[Start of ENTRIES PROVIDED]
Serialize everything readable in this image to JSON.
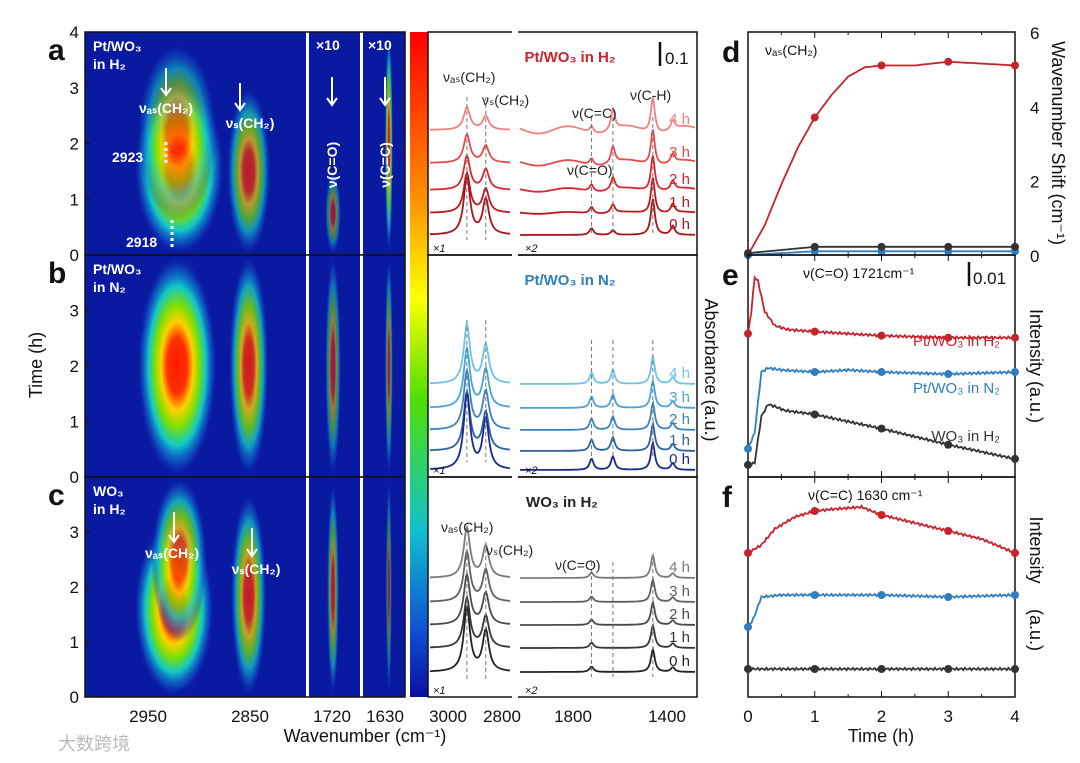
{
  "figure": {
    "panel_letters": [
      "a",
      "b",
      "c",
      "d",
      "e",
      "f"
    ],
    "heatmap_xlabel": "Wavenumber (cm⁻¹)",
    "heatmap_ylabel": "Time (h)",
    "heatmap_xticks": [
      "2950",
      "2850",
      "1720",
      "1630"
    ],
    "spectra_xticks": [
      "3000",
      "2800",
      "1800",
      "1400"
    ],
    "heatmap_yticks": [
      "0",
      "1",
      "2",
      "3",
      "4"
    ],
    "spectra_ylabel": "Absorbance (a.u.)",
    "watermark": "大数跨境"
  },
  "chart_data": [
    {
      "id": "heatmaps",
      "type": "heatmap",
      "xlabel": "Wavenumber (cm⁻¹)",
      "ylabel": "Time (h)",
      "ylim": [
        0,
        4
      ],
      "segments": [
        [
          3012,
          2797
        ],
        [
          1745,
          1695
        ],
        [
          1655,
          1615
        ]
      ],
      "segment_multipliers": [
        "",
        "×10",
        "×10"
      ],
      "colorbar": "jet",
      "panels": [
        {
          "letter": "a",
          "sample": "Pt/WO₃",
          "gas": "in H₂",
          "labels": {
            "as": "νₐₛ(CH₂)",
            "s": "νₛ(CH₂)",
            "co": "ν(C=O)",
            "cc": "ν(C=C)",
            "w1": "2923",
            "w2": "2918"
          },
          "blobs": [
            [
              2920,
              0.9,
              2.2,
              45,
              1.0
            ],
            [
              2922,
              2.2,
              1.6,
              40,
              0.6
            ],
            [
              2852,
              0.4,
              2.6,
              22,
              0.7
            ],
            [
              1720,
              0.2,
              1.3,
              8,
              0.5
            ],
            [
              1630,
              0.5,
              3.6,
              4,
              0.8
            ]
          ]
        },
        {
          "letter": "b",
          "sample": "Pt/WO₃",
          "gas": "in N₂",
          "blobs": [
            [
              2922,
              0.4,
              4.6,
              40,
              1.0
            ],
            [
              2852,
              0.5,
              4.5,
              20,
              0.8
            ],
            [
              1720,
              0.5,
              4.6,
              8,
              0.55
            ],
            [
              1630,
              0.5,
              4.6,
              4,
              0.55
            ]
          ]
        },
        {
          "letter": "c",
          "sample": "WO₃",
          "gas": "in H₂",
          "labels": {
            "as": "νₐₛ(CH₂)",
            "s": "νₛ(CH₂)"
          },
          "blobs": [
            [
              2925,
              0.4,
              2.8,
              40,
              1.0
            ],
            [
              2920,
              2.6,
              1.6,
              28,
              0.8
            ],
            [
              2852,
              0.5,
              3.2,
              18,
              0.75
            ],
            [
              1720,
              0.4,
              3.5,
              6,
              0.6
            ],
            [
              1630,
              0.5,
              3.5,
              3,
              0.45
            ]
          ]
        }
      ]
    },
    {
      "id": "spectra",
      "type": "line",
      "ylabel": "Absorbance (a.u.)",
      "segment_multipliers": [
        "×1",
        "×2"
      ],
      "time_labels": [
        "4 h",
        "3 h",
        "2 h",
        "1 h",
        "0 h"
      ],
      "panels": [
        {
          "title": "Pt/WO₃ in H₂",
          "scale_bar": "0.1",
          "color": "#c8232c",
          "trace_colors": [
            "#f08080",
            "#e84a4a",
            "#d8262c",
            "#c0161e",
            "#a8121a"
          ],
          "annotations": [
            "νₐₛ(CH₂)",
            "νₛ(CH₂)",
            "ν(C=C)",
            "ν(C-H)",
            "ν(C=O)"
          ],
          "peaks": [
            [
              2923,
              1.0
            ],
            [
              2853,
              0.6
            ],
            [
              1721,
              0.15
            ],
            [
              1630,
              0.35
            ],
            [
              1460,
              0.8
            ],
            [
              1375,
              0.2
            ]
          ]
        },
        {
          "title": "Pt/WO₃ in N₂",
          "color": "#2f7fc0",
          "trace_colors": [
            "#6fc3ea",
            "#4aa3d6",
            "#3b82bf",
            "#2b5fa6",
            "#1a2a8c"
          ],
          "peaks": [
            [
              2923,
              1.3
            ],
            [
              2853,
              0.85
            ],
            [
              1721,
              0.25
            ],
            [
              1630,
              0.3
            ],
            [
              1460,
              0.6
            ],
            [
              1375,
              0.15
            ]
          ]
        },
        {
          "title": "WO₃ in H₂",
          "color": "#222222",
          "trace_colors": [
            "#7a7a7a",
            "#606060",
            "#4a4a4a",
            "#363636",
            "#222222"
          ],
          "annotations": [
            "νₐₛ(CH₂)",
            "νₛ(CH₂)",
            "ν(C=O)"
          ],
          "peaks": [
            [
              2923,
              1.1
            ],
            [
              2853,
              0.7
            ],
            [
              1721,
              0.12
            ],
            [
              1460,
              0.5
            ],
            [
              1375,
              0.1
            ]
          ]
        }
      ]
    },
    {
      "id": "d",
      "type": "line",
      "title": "νₐₛ(CH₂)",
      "xlabel": "Time (h)",
      "ylabel": "Wavenumber Shift (cm⁻¹)",
      "xlim": [
        0,
        4
      ],
      "ylim": [
        0,
        6
      ],
      "xticks": [
        "0",
        "1",
        "2",
        "3",
        "4"
      ],
      "yticks": [
        "0",
        "2",
        "4",
        "6"
      ],
      "series": [
        {
          "name": "Pt/WO₃ in H₂",
          "color": "#c8232c",
          "x": [
            0,
            0.25,
            0.5,
            0.75,
            1,
            1.25,
            1.5,
            1.75,
            2,
            2.5,
            3,
            3.5,
            4
          ],
          "y": [
            0,
            0.8,
            1.9,
            2.9,
            3.7,
            4.3,
            4.8,
            5.05,
            5.1,
            5.1,
            5.2,
            5.15,
            5.1
          ]
        },
        {
          "name": "Pt/WO₃ in N₂",
          "color": "#2f7fc0",
          "x": [
            0,
            1,
            2,
            3,
            4
          ],
          "y": [
            0,
            0.1,
            0.1,
            0.1,
            0.1
          ]
        },
        {
          "name": "WO₃ in H₂",
          "color": "#333333",
          "x": [
            0,
            1,
            2,
            3,
            4
          ],
          "y": [
            0.05,
            0.22,
            0.22,
            0.22,
            0.22
          ]
        }
      ]
    },
    {
      "id": "e",
      "type": "line",
      "title": "ν(C=O) 1721cm⁻¹",
      "scale_bar": "0.01",
      "xlabel": "Time (h)",
      "ylabel": "Intensity (a.u.)",
      "xlim": [
        0,
        4
      ],
      "ylim": [
        0,
        1
      ],
      "series": [
        {
          "name": "Pt/WO₃ in H₂",
          "color": "#c8232c",
          "x": [
            0,
            0.05,
            0.1,
            0.15,
            0.25,
            0.4,
            0.6,
            1,
            1.5,
            2,
            3,
            4
          ],
          "y": [
            0.67,
            0.78,
            0.95,
            0.93,
            0.78,
            0.71,
            0.69,
            0.68,
            0.67,
            0.66,
            0.65,
            0.65
          ]
        },
        {
          "name": "Pt/WO₃ in N₂",
          "color": "#2f7fc0",
          "x": [
            0,
            0.1,
            0.2,
            0.3,
            0.5,
            1,
            1.5,
            2,
            3,
            4
          ],
          "y": [
            0.1,
            0.18,
            0.48,
            0.5,
            0.49,
            0.48,
            0.49,
            0.48,
            0.47,
            0.48
          ]
        },
        {
          "name": "WO₃ in H₂",
          "color": "#333333",
          "x": [
            0,
            0.1,
            0.2,
            0.3,
            0.4,
            0.55,
            1,
            2,
            3,
            4
          ],
          "y": [
            0.02,
            0.03,
            0.26,
            0.32,
            0.31,
            0.29,
            0.27,
            0.2,
            0.12,
            0.05
          ]
        }
      ]
    },
    {
      "id": "f",
      "type": "line",
      "title": "ν(C=C) 1630 cm⁻¹",
      "xlabel": "Time (h)",
      "ylabel": "Intensity",
      "ylabel2": "(a.u.)",
      "xlim": [
        0,
        4
      ],
      "ylim": [
        0,
        1
      ],
      "series": [
        {
          "name": "Pt/WO₃ in H₂",
          "color": "#c8232c",
          "x": [
            0,
            0.2,
            0.4,
            0.7,
            1,
            1.3,
            1.7,
            2,
            2.5,
            3,
            3.5,
            4
          ],
          "y": [
            0.68,
            0.72,
            0.8,
            0.86,
            0.89,
            0.9,
            0.91,
            0.87,
            0.83,
            0.79,
            0.75,
            0.68
          ]
        },
        {
          "name": "Pt/WO₃ in N₂",
          "color": "#2f7fc0",
          "x": [
            0,
            0.08,
            0.2,
            0.5,
            1,
            2,
            3,
            4
          ],
          "y": [
            0.31,
            0.35,
            0.46,
            0.47,
            0.47,
            0.47,
            0.46,
            0.47
          ]
        },
        {
          "name": "WO₃ in H₂",
          "color": "#333333",
          "x": [
            0,
            1,
            2,
            3,
            4
          ],
          "y": [
            0.1,
            0.1,
            0.1,
            0.1,
            0.1
          ]
        }
      ]
    }
  ]
}
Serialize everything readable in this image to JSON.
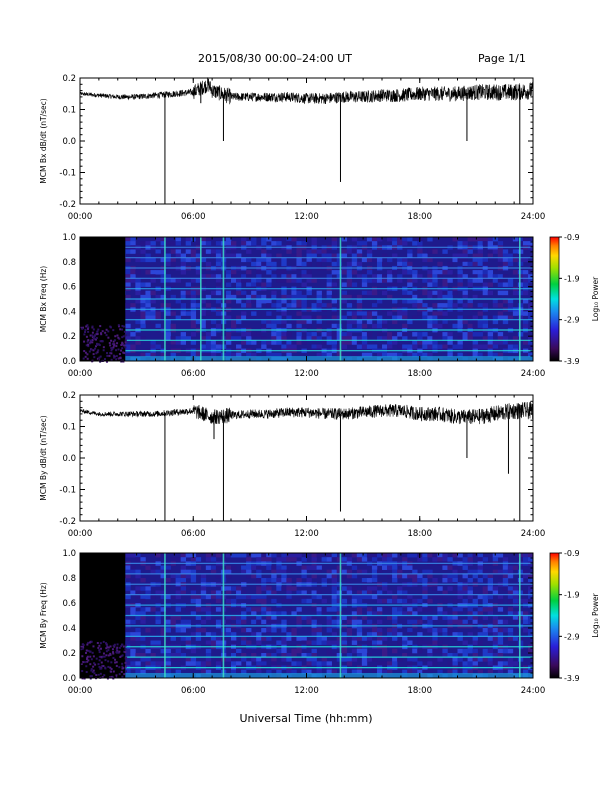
{
  "title": "2015/08/30  00:00–24:00 UT",
  "page_label": "Page 1/1",
  "xlabel": "Universal Time (hh:mm)",
  "colorbar": {
    "label": "Log₁₀ Power",
    "ticks": [
      "-0.9",
      "-1.9",
      "-2.9",
      "-3.9"
    ],
    "range": [
      -3.9,
      -0.9
    ]
  },
  "chart_data": [
    {
      "type": "line",
      "ylabel": "MCM Bx dB/dt (nT/sec)",
      "xlim": [
        0,
        24
      ],
      "ylim": [
        -0.2,
        0.2
      ],
      "x_ticks": [
        "00:00",
        "06:00",
        "12:00",
        "18:00",
        "24:00"
      ],
      "y_ticks": [
        "0.2",
        "0.1",
        "0.0",
        "-0.1",
        "-0.2"
      ],
      "series": [
        {
          "x": [
            0,
            1,
            2,
            3,
            4,
            5,
            6,
            6.8,
            7,
            8,
            9,
            10,
            11,
            12,
            13,
            14,
            15,
            16,
            17,
            18,
            19,
            20,
            21,
            22,
            23,
            24
          ],
          "y": [
            0.15,
            0.145,
            0.14,
            0.14,
            0.145,
            0.15,
            0.155,
            0.18,
            0.16,
            0.14,
            0.14,
            0.14,
            0.14,
            0.135,
            0.135,
            0.14,
            0.14,
            0.145,
            0.145,
            0.15,
            0.15,
            0.15,
            0.155,
            0.155,
            0.155,
            0.16
          ],
          "spikes": [
            [
              4.5,
              -0.2
            ],
            [
              6.4,
              0.12
            ],
            [
              7.6,
              0.0
            ],
            [
              13.8,
              -0.13
            ],
            [
              20.5,
              0.0
            ],
            [
              23.3,
              -0.2
            ]
          ]
        }
      ]
    },
    {
      "type": "heatmap",
      "ylabel": "MCM Bx Freq (Hz)",
      "xlim": [
        0,
        24
      ],
      "ylim": [
        0,
        1.0
      ],
      "x_ticks": [
        "00:00",
        "06:00",
        "12:00",
        "18:00",
        "24:00"
      ],
      "y_ticks": [
        "1.0",
        "0.8",
        "0.6",
        "0.4",
        "0.2",
        "0.0"
      ],
      "data_gap_hours": [
        0,
        2.4
      ],
      "harmonic_lines_hz": [
        0.083,
        0.167,
        0.25,
        0.333,
        0.417,
        0.5,
        0.583,
        0.667,
        0.75,
        0.833,
        0.917
      ],
      "vertical_events_hours": [
        4.5,
        6.4,
        7.6,
        13.8,
        23.3
      ]
    },
    {
      "type": "line",
      "ylabel": "MCM By dB/dt (nT/sec)",
      "xlim": [
        0,
        24
      ],
      "ylim": [
        -0.2,
        0.2
      ],
      "x_ticks": [
        "00:00",
        "06:00",
        "12:00",
        "18:00",
        "24:00"
      ],
      "y_ticks": [
        "0.2",
        "0.1",
        "0.0",
        "-0.1",
        "-0.2"
      ],
      "series": [
        {
          "x": [
            0,
            1,
            2,
            3,
            4,
            5,
            6,
            7,
            8,
            9,
            10,
            11,
            12,
            13,
            14,
            15,
            16,
            17,
            18,
            19,
            20,
            21,
            22,
            23,
            24
          ],
          "y": [
            0.15,
            0.14,
            0.14,
            0.14,
            0.14,
            0.145,
            0.15,
            0.13,
            0.135,
            0.14,
            0.14,
            0.145,
            0.145,
            0.14,
            0.14,
            0.145,
            0.15,
            0.15,
            0.14,
            0.14,
            0.13,
            0.13,
            0.14,
            0.15,
            0.15
          ],
          "spikes": [
            [
              4.5,
              -0.2
            ],
            [
              7.1,
              0.06
            ],
            [
              7.6,
              -0.2
            ],
            [
              13.8,
              -0.17
            ],
            [
              20.5,
              0.0
            ],
            [
              22.7,
              -0.05
            ],
            [
              23.3,
              -0.2
            ]
          ]
        }
      ]
    },
    {
      "type": "heatmap",
      "ylabel": "MCM By Freq (Hz)",
      "xlim": [
        0,
        24
      ],
      "ylim": [
        0,
        1.0
      ],
      "x_ticks": [
        "00:00",
        "06:00",
        "12:00",
        "18:00",
        "24:00"
      ],
      "y_ticks": [
        "1.0",
        "0.8",
        "0.6",
        "0.4",
        "0.2",
        "0.0"
      ],
      "data_gap_hours": [
        0,
        2.4
      ],
      "harmonic_lines_hz": [
        0.083,
        0.167,
        0.25,
        0.333,
        0.417,
        0.5,
        0.583,
        0.667,
        0.75,
        0.833,
        0.917
      ],
      "vertical_events_hours": [
        4.5,
        7.6,
        13.8,
        23.3
      ]
    }
  ]
}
[End of ENTRIES PROVIDED]
= EXERCISE DETAILS =
Copy every line of the material in which the word "Intensity" occurs.

= WRITTEN ANSWER =
      "ylabel": "Intensity (a.u.)",
      "ylabel": "Intensity",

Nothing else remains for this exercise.